> _AIM_: Show every line of the records that contains the string "xyxy".

> _Element placement data_:
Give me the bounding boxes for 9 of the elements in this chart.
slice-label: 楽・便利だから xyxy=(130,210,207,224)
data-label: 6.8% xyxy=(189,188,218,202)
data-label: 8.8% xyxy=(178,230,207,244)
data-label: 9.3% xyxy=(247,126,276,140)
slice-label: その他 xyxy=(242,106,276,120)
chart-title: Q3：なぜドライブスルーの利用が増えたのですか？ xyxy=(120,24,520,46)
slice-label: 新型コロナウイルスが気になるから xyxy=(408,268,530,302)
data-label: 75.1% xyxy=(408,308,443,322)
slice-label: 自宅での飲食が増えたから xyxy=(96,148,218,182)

> _OUTPUT_:
slice-label: 楽・便利だから xyxy=(130,210,207,224)
data-label: 6.8% xyxy=(189,188,218,202)
data-label: 8.8% xyxy=(178,230,207,244)
data-label: 9.3% xyxy=(247,126,276,140)
slice-label: その他 xyxy=(242,106,276,120)
chart-title: Q3：なぜドライブスルーの利用が増えたのですか？ xyxy=(120,24,520,46)
slice-label: 新型コロナウイルスが気になるから xyxy=(408,268,530,302)
data-label: 75.1% xyxy=(408,308,443,322)
slice-label: 自宅での飲食が増えたから xyxy=(96,148,218,182)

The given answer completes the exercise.